- _Data entries_:

++++++++++++++++++++

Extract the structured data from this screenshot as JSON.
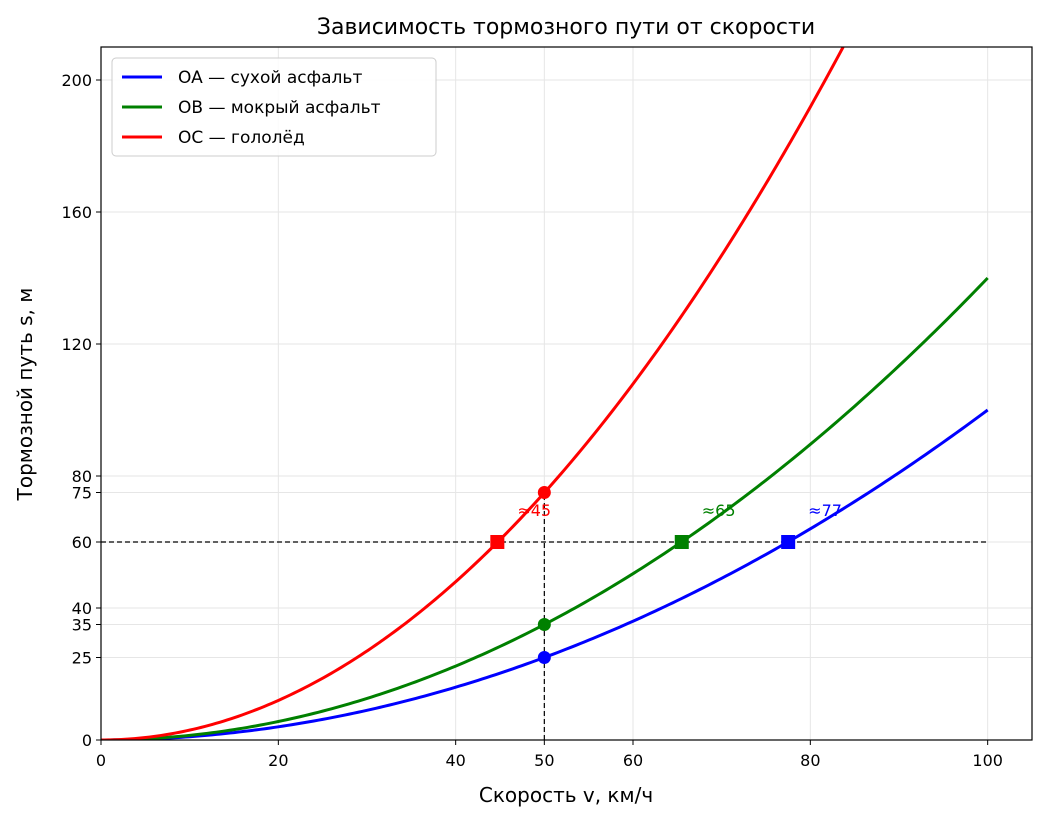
{
  "chart_data": {
    "type": "line",
    "title": "Зависимость тормозного пути от скорости",
    "xlabel": "Скорость v, км/ч",
    "ylabel": "Тормозной путь s, м",
    "xlim": [
      0,
      105
    ],
    "ylim": [
      0,
      210
    ],
    "xticks": [
      0,
      20,
      40,
      50,
      60,
      80,
      100
    ],
    "yticks": [
      0,
      25,
      35,
      40,
      60,
      75,
      80,
      120,
      160,
      200
    ],
    "grid": true,
    "legend_position": "top-left",
    "series": [
      {
        "name": "OA — сухой асфальт",
        "color": "#0000ff",
        "formula": "s = 0.01 * v^2",
        "x": [
          0,
          10,
          20,
          30,
          40,
          50,
          60,
          70,
          80,
          90,
          100
        ],
        "y": [
          0,
          1,
          4,
          9,
          16,
          25,
          36,
          49,
          64,
          81,
          100
        ]
      },
      {
        "name": "OB — мокрый асфальт",
        "color": "#008000",
        "formula": "s = 0.014 * v^2",
        "x": [
          0,
          10,
          20,
          30,
          40,
          50,
          60,
          70,
          80,
          90,
          100
        ],
        "y": [
          0,
          1.4,
          5.6,
          12.6,
          22.4,
          35,
          50.4,
          68.6,
          89.6,
          113.4,
          140
        ]
      },
      {
        "name": "OC — гололёд",
        "color": "#ff0000",
        "formula": "s = 0.03 * v^2",
        "x": [
          0,
          10,
          20,
          30,
          40,
          50,
          60,
          70,
          80,
          83.7
        ],
        "y": [
          0,
          3,
          12,
          27,
          48,
          75,
          108,
          147,
          192,
          210
        ]
      }
    ],
    "reference_lines": [
      {
        "orientation": "horizontal",
        "y": 60,
        "x_range": [
          0,
          100
        ],
        "style": "dashed",
        "color": "#000000"
      },
      {
        "orientation": "vertical",
        "x": 50,
        "y_range": [
          0,
          75
        ],
        "style": "dashed",
        "color": "#000000"
      }
    ],
    "points_at_v50": [
      {
        "x": 50,
        "y": 25,
        "color": "#0000ff",
        "marker": "circle"
      },
      {
        "x": 50,
        "y": 35,
        "color": "#008000",
        "marker": "circle"
      },
      {
        "x": 50,
        "y": 75,
        "color": "#ff0000",
        "marker": "circle"
      }
    ],
    "points_at_s60": [
      {
        "x": 44.7,
        "y": 60,
        "color": "#ff0000",
        "marker": "square",
        "label": "≈45"
      },
      {
        "x": 65.5,
        "y": 60,
        "color": "#008000",
        "marker": "square",
        "label": "≈65"
      },
      {
        "x": 77.5,
        "y": 60,
        "color": "#0000ff",
        "marker": "square",
        "label": "≈77"
      }
    ]
  }
}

++++++++++++++++++++

- _Exercise requirements_: Print each record exactly as it stands, leaving the images out.

- _Solution below_:
Extract the structured data from this screenshot as JSON.
{
  "chart_data": {
    "type": "line",
    "title": "Зависимость тормозного пути от скорости",
    "xlabel": "Скорость v, км/ч",
    "ylabel": "Тормозной путь s, м",
    "xlim": [
      0,
      105
    ],
    "ylim": [
      0,
      210
    ],
    "xticks": [
      0,
      20,
      40,
      50,
      60,
      80,
      100
    ],
    "yticks": [
      0,
      25,
      35,
      40,
      60,
      75,
      80,
      120,
      160,
      200
    ],
    "grid": true,
    "legend_position": "top-left",
    "series": [
      {
        "name": "OA — сухой асфальт",
        "color": "#0000ff",
        "formula": "s = 0.01 * v^2",
        "x": [
          0,
          10,
          20,
          30,
          40,
          50,
          60,
          70,
          80,
          90,
          100
        ],
        "y": [
          0,
          1,
          4,
          9,
          16,
          25,
          36,
          49,
          64,
          81,
          100
        ]
      },
      {
        "name": "OB — мокрый асфальт",
        "color": "#008000",
        "formula": "s = 0.014 * v^2",
        "x": [
          0,
          10,
          20,
          30,
          40,
          50,
          60,
          70,
          80,
          90,
          100
        ],
        "y": [
          0,
          1.4,
          5.6,
          12.6,
          22.4,
          35,
          50.4,
          68.6,
          89.6,
          113.4,
          140
        ]
      },
      {
        "name": "OC — гололёд",
        "color": "#ff0000",
        "formula": "s = 0.03 * v^2",
        "x": [
          0,
          10,
          20,
          30,
          40,
          50,
          60,
          70,
          80,
          83.7
        ],
        "y": [
          0,
          3,
          12,
          27,
          48,
          75,
          108,
          147,
          192,
          210
        ]
      }
    ],
    "reference_lines": [
      {
        "orientation": "horizontal",
        "y": 60,
        "x_range": [
          0,
          100
        ],
        "style": "dashed",
        "color": "#000000"
      },
      {
        "orientation": "vertical",
        "x": 50,
        "y_range": [
          0,
          75
        ],
        "style": "dashed",
        "color": "#000000"
      }
    ],
    "points_at_v50": [
      {
        "x": 50,
        "y": 25,
        "color": "#0000ff",
        "marker": "circle"
      },
      {
        "x": 50,
        "y": 35,
        "color": "#008000",
        "marker": "circle"
      },
      {
        "x": 50,
        "y": 75,
        "color": "#ff0000",
        "marker": "circle"
      }
    ],
    "points_at_s60": [
      {
        "x": 44.7,
        "y": 60,
        "color": "#ff0000",
        "marker": "square",
        "label": "≈45"
      },
      {
        "x": 65.5,
        "y": 60,
        "color": "#008000",
        "marker": "square",
        "label": "≈65"
      },
      {
        "x": 77.5,
        "y": 60,
        "color": "#0000ff",
        "marker": "square",
        "label": "≈77"
      }
    ]
  }
}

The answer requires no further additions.